# SUPPLIED RECORDS
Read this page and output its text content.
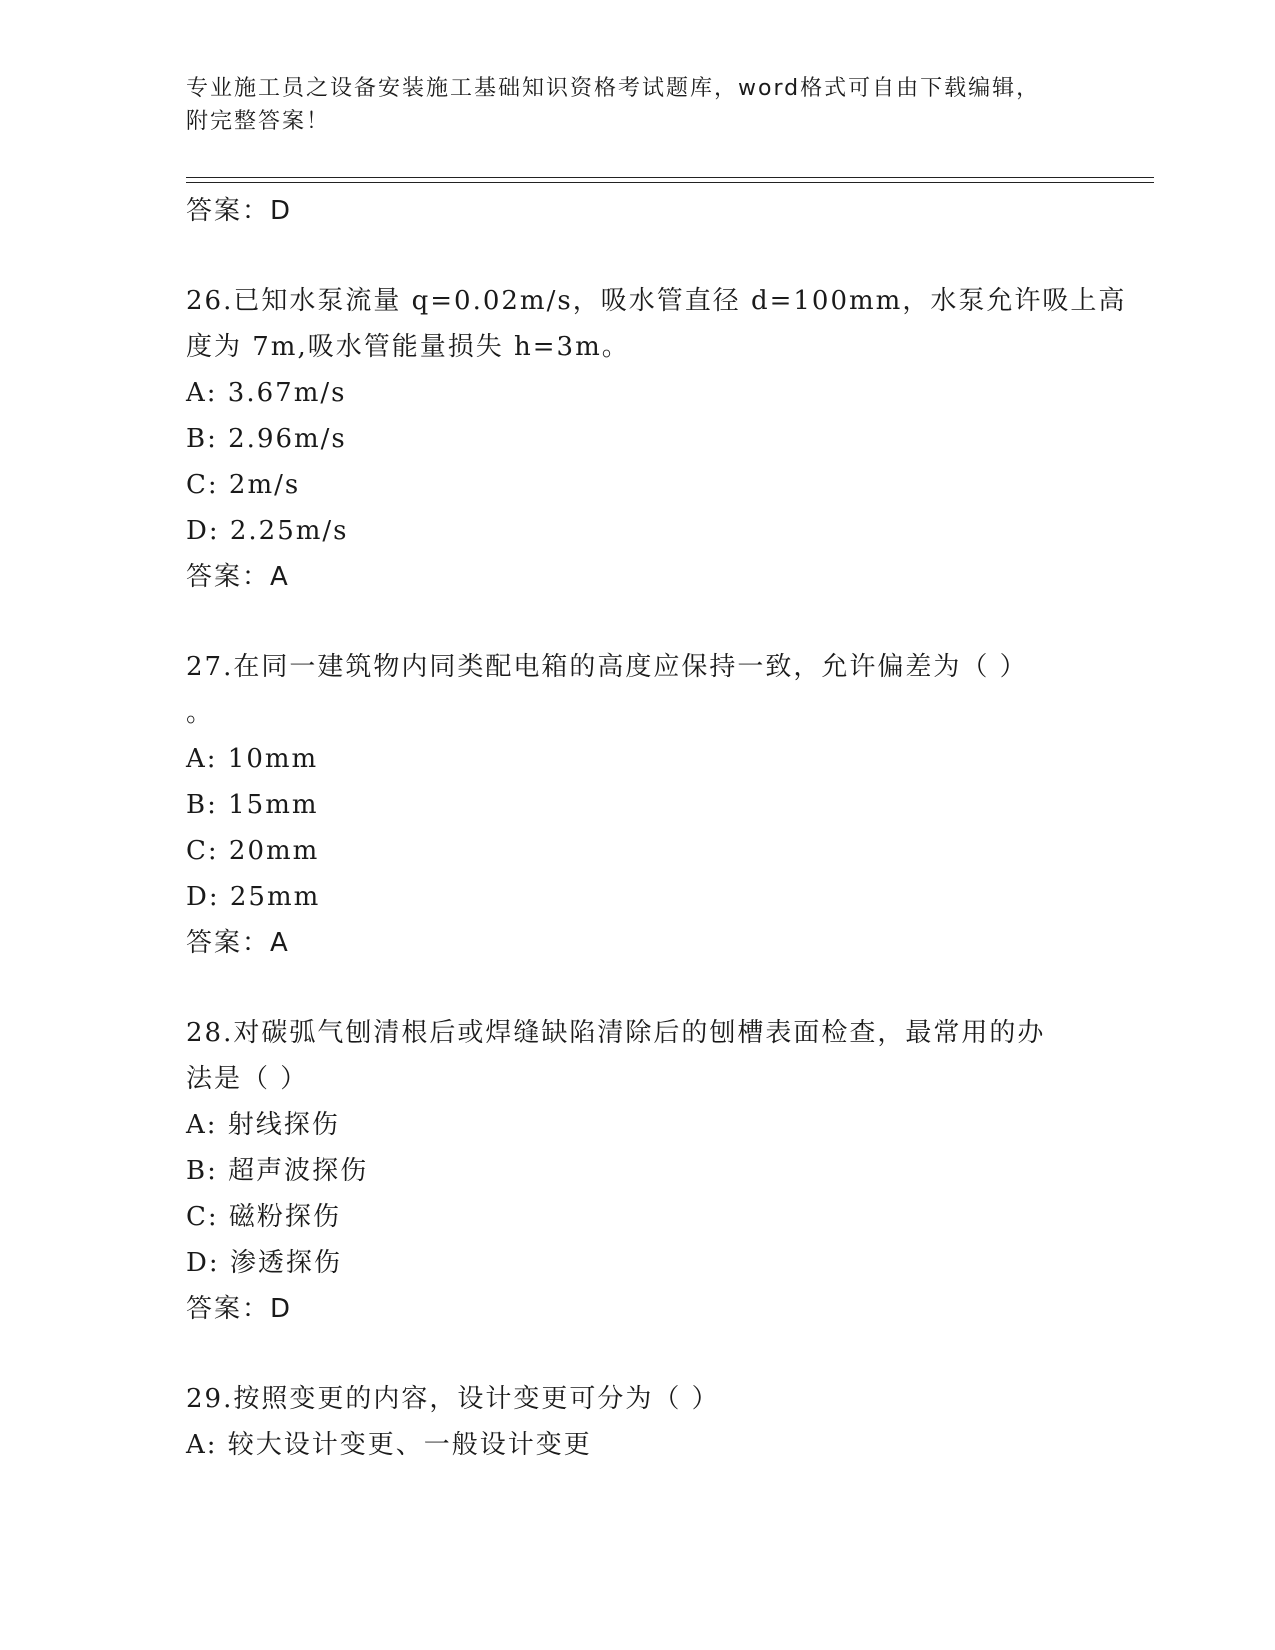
专业施工员之设备安装施工基础知识资格考试题库，word格式可自由下载编辑，
附完整答案！
答案：D
26.已知水泵流量 q=0.02m/s，吸水管直径 d=100mm，水泵允许吸上高
度为 7m,吸水管能量损失 h=3m。
A: 3.67m/s
B: 2.96m/s
C: 2m/s
D: 2.25m/s
答案：A
27.在同一建筑物内同类配电箱的高度应保持一致，允许偏差为（ ）
。
A: 10mm
B: 15mm
C: 20mm
D: 25mm
答案：A
28.对碳弧气刨清根后或焊缝缺陷清除后的刨槽表面检查，最常用的办
法是（ ）
A: 射线探伤
B: 超声波探伤
C: 磁粉探伤
D: 渗透探伤
答案：D
29.按照变更的内容，设计变更可分为（ ）
A: 较大设计变更、一般设计变更
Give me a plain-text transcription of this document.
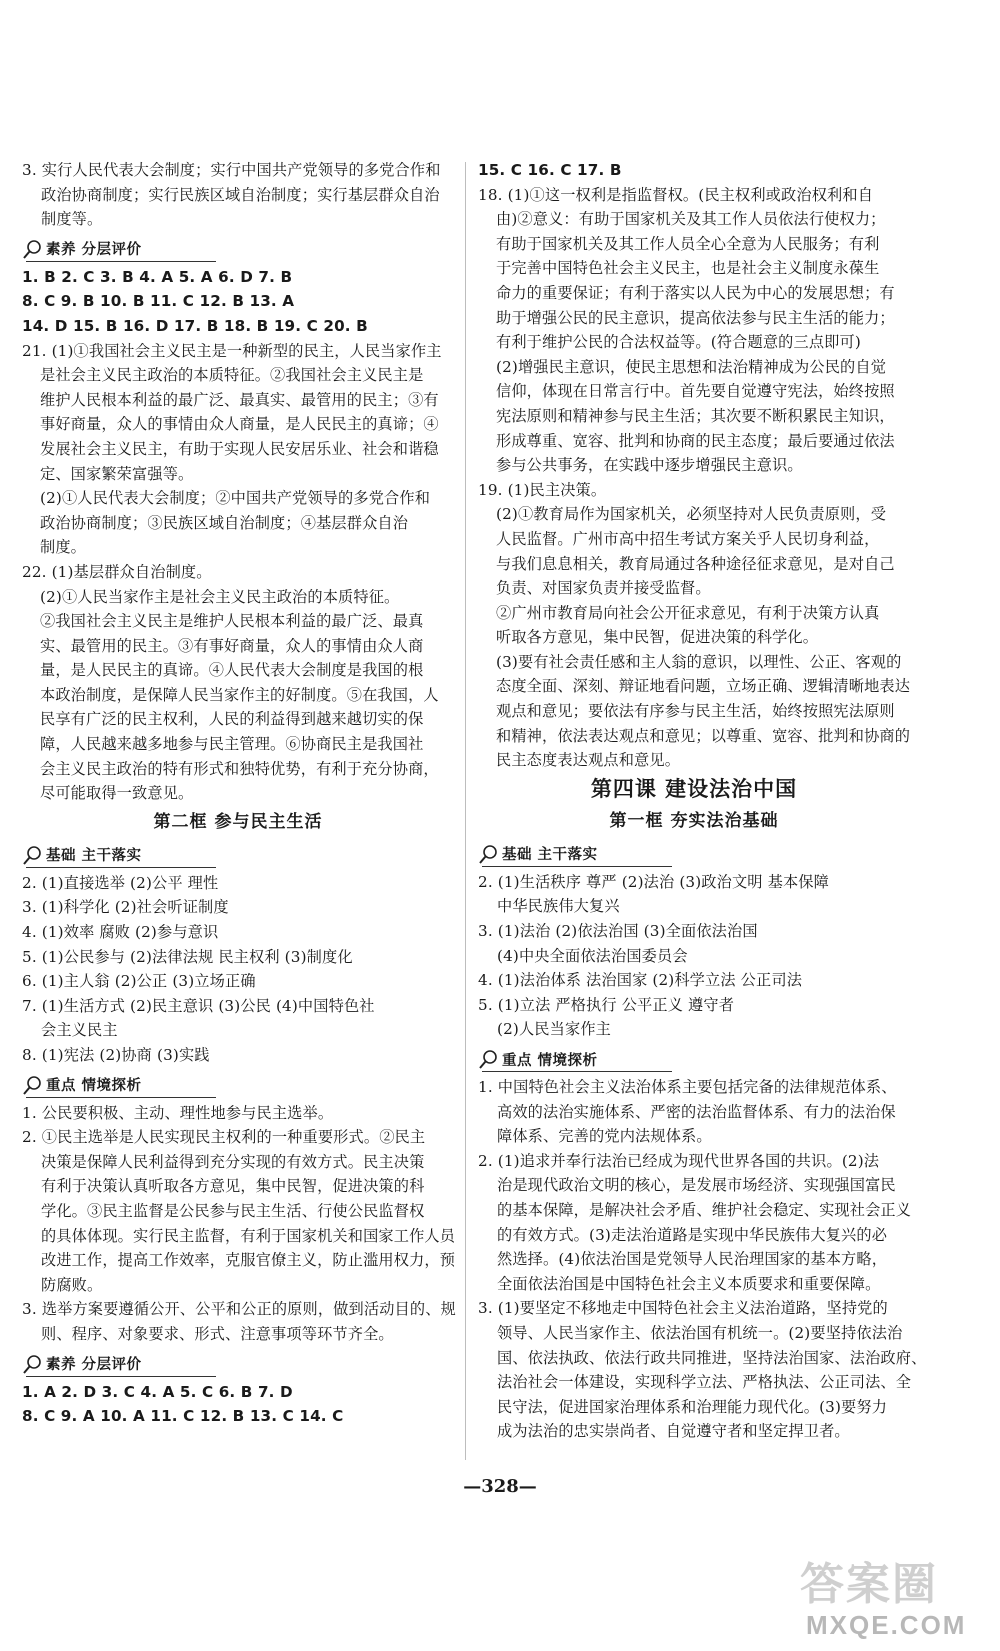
3. 实行人民代表大会制度；实行中国共产党领导的多党合作和
政治协商制度；实行民族区域自治制度；实行基层群众自治
制度等。
素养 分层评价
1. B 2. C 3. B 4. A 5. A 6. D 7. B
8. C 9. B 10. B 11. C 12. B 13. A
14. D 15. B 16. D 17. B 18. B 19. C 20. B
21. (1)①我国社会主义民主是一种新型的民主，人民当家作主
是社会主义民主政治的本质特征。②我国社会主义民主是
维护人民根本利益的最广泛、最真实、最管用的民主；③有
事好商量，众人的事情由众人商量，是人民民主的真谛；④
发展社会主义民主，有助于实现人民安居乐业、社会和谐稳
定、国家繁荣富强等。
(2)①人民代表大会制度；②中国共产党领导的多党合作和
政治协商制度；③民族区域自治制度；④基层群众自治
制度。
22. (1)基层群众自治制度。
(2)①人民当家作主是社会主义民主政治的本质特征。
②我国社会主义民主是维护人民根本利益的最广泛、最真
实、最管用的民主。③有事好商量，众人的事情由众人商
量，是人民民主的真谛。④人民代表大会制度是我国的根
本政治制度，是保障人民当家作主的好制度。⑤在我国，人
民享有广泛的民主权利，人民的利益得到越来越切实的保
障，人民越来越多地参与民主管理。⑥协商民主是我国社
会主义民主政治的特有形式和独特优势，有利于充分协商，
尽可能取得一致意见。
第二框 参与民主生活
基础 主干落实
2. (1)直接选举 (2)公平 理性
3. (1)科学化 (2)社会听证制度
4. (1)效率 腐败 (2)参与意识
5. (1)公民参与 (2)法律法规 民主权利 (3)制度化
6. (1)主人翁 (2)公正 (3)立场正确
7. (1)生活方式 (2)民主意识 (3)公民 (4)中国特色社
会主义民主
8. (1)宪法 (2)协商 (3)实践
重点 情境探析
1. 公民要积极、主动、理性地参与民主选举。
2. ①民主选举是人民实现民主权利的一种重要形式。②民主
决策是保障人民利益得到充分实现的有效方式。民主决策
有利于决策认真听取各方意见，集中民智，促进决策的科
学化。③民主监督是公民参与民主生活、行使公民监督权
的具体体现。实行民主监督，有利于国家机关和国家工作人员
改进工作，提高工作效率，克服官僚主义，防止滥用权力，预
防腐败。
3. 选举方案要遵循公开、公平和公正的原则，做到活动目的、规
则、程序、对象要求、形式、注意事项等环节齐全。
素养 分层评价
1. A 2. D 3. C 4. A 5. C 6. B 7. D
8. C 9. A 10. A 11. C 12. B 13. C 14. C
15. C 16. C 17. B
18. (1)①这一权利是指监督权。(民主权利或政治权利和自
由)②意义：有助于国家机关及其工作人员依法行使权力；
有助于国家机关及其工作人员全心全意为人民服务；有利
于完善中国特色社会主义民主，也是社会主义制度永葆生
命力的重要保证；有利于落实以人民为中心的发展思想；有
助于增强公民的民主意识，提高依法参与民主生活的能力；
有利于维护公民的合法权益等。(符合题意的三点即可)
(2)增强民主意识，使民主思想和法治精神成为公民的自觉
信仰，体现在日常言行中。首先要自觉遵守宪法，始终按照
宪法原则和精神参与民主生活；其次要不断积累民主知识，
形成尊重、宽容、批判和协商的民主态度；最后要通过依法
参与公共事务，在实践中逐步增强民主意识。
19. (1)民主决策。
(2)①教育局作为国家机关，必须坚持对人民负责原则，受
人民监督。广州市高中招生考试方案关乎人民切身利益，
与我们息息相关，教育局通过各种途径征求意见，是对自己
负责、对国家负责并接受监督。
②广州市教育局向社会公开征求意见，有利于决策方认真
听取各方意见，集中民智，促进决策的科学化。
(3)要有社会责任感和主人翁的意识，以理性、公正、客观的
态度全面、深刻、辩证地看问题，立场正确、逻辑清晰地表达
观点和意见；要依法有序参与民主生活，始终按照宪法原则
和精神，依法表达观点和意见；以尊重、宽容、批判和协商的
民主态度表达观点和意见。
第四课 建设法治中国
第一框 夯实法治基础
基础 主干落实
2. (1)生活秩序 尊严 (2)法治 (3)政治文明 基本保障
中华民族伟大复兴
3. (1)法治 (2)依法治国 (3)全面依法治国
(4)中央全面依法治国委员会
4. (1)法治体系 法治国家 (2)科学立法 公正司法
5. (1)立法 严格执行 公平正义 遵守者
(2)人民当家作主
重点 情境探析
1. 中国特色社会主义法治体系主要包括完备的法律规范体系、
高效的法治实施体系、严密的法治监督体系、有力的法治保
障体系、完善的党内法规体系。
2. (1)追求并奉行法治已经成为现代世界各国的共识。(2)法
治是现代政治文明的核心，是发展市场经济、实现强国富民
的基本保障，是解决社会矛盾、维护社会稳定、实现社会正义
的有效方式。(3)走法治道路是实现中华民族伟大复兴的必
然选择。(4)依法治国是党领导人民治理国家的基本方略，
全面依法治国是中国特色社会主义本质要求和重要保障。
3. (1)要坚定不移地走中国特色社会主义法治道路，坚持党的
领导、人民当家作主、依法治国有机统一。(2)要坚持依法治
国、依法执政、依法行政共同推进，坚持法治国家、法治政府、
法治社会一体建设，实现科学立法、严格执法、公正司法、全
民守法，促进国家治理体系和治理能力现代化。(3)要努力
成为法治的忠实崇尚者、自觉遵守者和坚定捍卫者。
—328—
答案圈
MXQE.COM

# TASK BRIEF
Reproduce each line word for word and drop the pictures.

# TASK OUTPUT
Read this page and output its text content.
专业施工员之设备安装施工基础知识资格考试题库，word格式可自由下载编辑，
附完整答案！
答案：D
26.已知水泵流量 q=0.02m/s，吸水管直径 d=100mm，水泵允许吸上高
度为 7m,吸水管能量损失 h=3m。
A: 3.67m/s
B: 2.96m/s
C: 2m/s
D: 2.25m/s
答案：A
27.在同一建筑物内同类配电箱的高度应保持一致，允许偏差为（ ）
。
A: 10mm
B: 15mm
C: 20mm
D: 25mm
答案：A
28.对碳弧气刨清根后或焊缝缺陷清除后的刨槽表面检查，最常用的办
法是（ ）
A: 射线探伤
B: 超声波探伤
C: 磁粉探伤
D: 渗透探伤
答案：D
29.按照变更的内容，设计变更可分为（ ）
A: 较大设计变更、一般设计变更
Give me a plain-text transcription of this document.
3. 实行人民代表大会制度；实行中国共产党领导的多党合作和
政治协商制度；实行民族区域自治制度；实行基层群众自治
制度等。
素养 分层评价
1. B 2. C 3. B 4. A 5. A 6. D 7. B
8. C 9. B 10. B 11. C 12. B 13. A
14. D 15. B 16. D 17. B 18. B 19. C 20. B
21. (1)①我国社会主义民主是一种新型的民主，人民当家作主
是社会主义民主政治的本质特征。②我国社会主义民主是
维护人民根本利益的最广泛、最真实、最管用的民主；③有
事好商量，众人的事情由众人商量，是人民民主的真谛；④
发展社会主义民主，有助于实现人民安居乐业、社会和谐稳
定、国家繁荣富强等。
(2)①人民代表大会制度；②中国共产党领导的多党合作和
政治协商制度；③民族区域自治制度；④基层群众自治
制度。
22. (1)基层群众自治制度。
(2)①人民当家作主是社会主义民主政治的本质特征。
②我国社会主义民主是维护人民根本利益的最广泛、最真
实、最管用的民主。③有事好商量，众人的事情由众人商
量，是人民民主的真谛。④人民代表大会制度是我国的根
本政治制度，是保障人民当家作主的好制度。⑤在我国，人
民享有广泛的民主权利，人民的利益得到越来越切实的保
障，人民越来越多地参与民主管理。⑥协商民主是我国社
会主义民主政治的特有形式和独特优势，有利于充分协商，
尽可能取得一致意见。
第二框 参与民主生活
基础 主干落实
2. (1)直接选举 (2)公平 理性
3. (1)科学化 (2)社会听证制度
4. (1)效率 腐败 (2)参与意识
5. (1)公民参与 (2)法律法规 民主权利 (3)制度化
6. (1)主人翁 (2)公正 (3)立场正确
7. (1)生活方式 (2)民主意识 (3)公民 (4)中国特色社
会主义民主
8. (1)宪法 (2)协商 (3)实践
重点 情境探析
1. 公民要积极、主动、理性地参与民主选举。
2. ①民主选举是人民实现民主权利的一种重要形式。②民主
决策是保障人民利益得到充分实现的有效方式。民主决策
有利于决策认真听取各方意见，集中民智，促进决策的科
学化。③民主监督是公民参与民主生活、行使公民监督权
的具体体现。实行民主监督，有利于国家机关和国家工作人员
改进工作，提高工作效率，克服官僚主义，防止滥用权力，预
防腐败。
3. 选举方案要遵循公开、公平和公正的原则，做到活动目的、规
则、程序、对象要求、形式、注意事项等环节齐全。
素养 分层评价
1. A 2. D 3. C 4. A 5. C 6. B 7. D
8. C 9. A 10. A 11. C 12. B 13. C 14. C
15. C 16. C 17. B
18. (1)①这一权利是指监督权。(民主权利或政治权利和自
由)②意义：有助于国家机关及其工作人员依法行使权力；
有助于国家机关及其工作人员全心全意为人民服务；有利
于完善中国特色社会主义民主，也是社会主义制度永葆生
命力的重要保证；有利于落实以人民为中心的发展思想；有
助于增强公民的民主意识，提高依法参与民主生活的能力；
有利于维护公民的合法权益等。(符合题意的三点即可)
(2)增强民主意识，使民主思想和法治精神成为公民的自觉
信仰，体现在日常言行中。首先要自觉遵守宪法，始终按照
宪法原则和精神参与民主生活；其次要不断积累民主知识，
形成尊重、宽容、批判和协商的民主态度；最后要通过依法
参与公共事务，在实践中逐步增强民主意识。
19. (1)民主决策。
(2)①教育局作为国家机关，必须坚持对人民负责原则，受
人民监督。广州市高中招生考试方案关乎人民切身利益，
与我们息息相关，教育局通过各种途径征求意见，是对自己
负责、对国家负责并接受监督。
②广州市教育局向社会公开征求意见，有利于决策方认真
听取各方意见，集中民智，促进决策的科学化。
(3)要有社会责任感和主人翁的意识，以理性、公正、客观的
态度全面、深刻、辩证地看问题，立场正确、逻辑清晰地表达
观点和意见；要依法有序参与民主生活，始终按照宪法原则
和精神，依法表达观点和意见；以尊重、宽容、批判和协商的
民主态度表达观点和意见。
第四课 建设法治中国
第一框 夯实法治基础
基础 主干落实
2. (1)生活秩序 尊严 (2)法治 (3)政治文明 基本保障
中华民族伟大复兴
3. (1)法治 (2)依法治国 (3)全面依法治国
(4)中央全面依法治国委员会
4. (1)法治体系 法治国家 (2)科学立法 公正司法
5. (1)立法 严格执行 公平正义 遵守者
(2)人民当家作主
重点 情境探析
1. 中国特色社会主义法治体系主要包括完备的法律规范体系、
高效的法治实施体系、严密的法治监督体系、有力的法治保
障体系、完善的党内法规体系。
2. (1)追求并奉行法治已经成为现代世界各国的共识。(2)法
治是现代政治文明的核心，是发展市场经济、实现强国富民
的基本保障，是解决社会矛盾、维护社会稳定、实现社会正义
的有效方式。(3)走法治道路是实现中华民族伟大复兴的必
然选择。(4)依法治国是党领导人民治理国家的基本方略，
全面依法治国是中国特色社会主义本质要求和重要保障。
3. (1)要坚定不移地走中国特色社会主义法治道路，坚持党的
领导、人民当家作主、依法治国有机统一。(2)要坚持依法治
国、依法执政、依法行政共同推进，坚持法治国家、法治政府、
法治社会一体建设，实现科学立法、严格执法、公正司法、全
民守法，促进国家治理体系和治理能力现代化。(3)要努力
成为法治的忠实崇尚者、自觉遵守者和坚定捍卫者。
—328—
答案圈
MXQE.COM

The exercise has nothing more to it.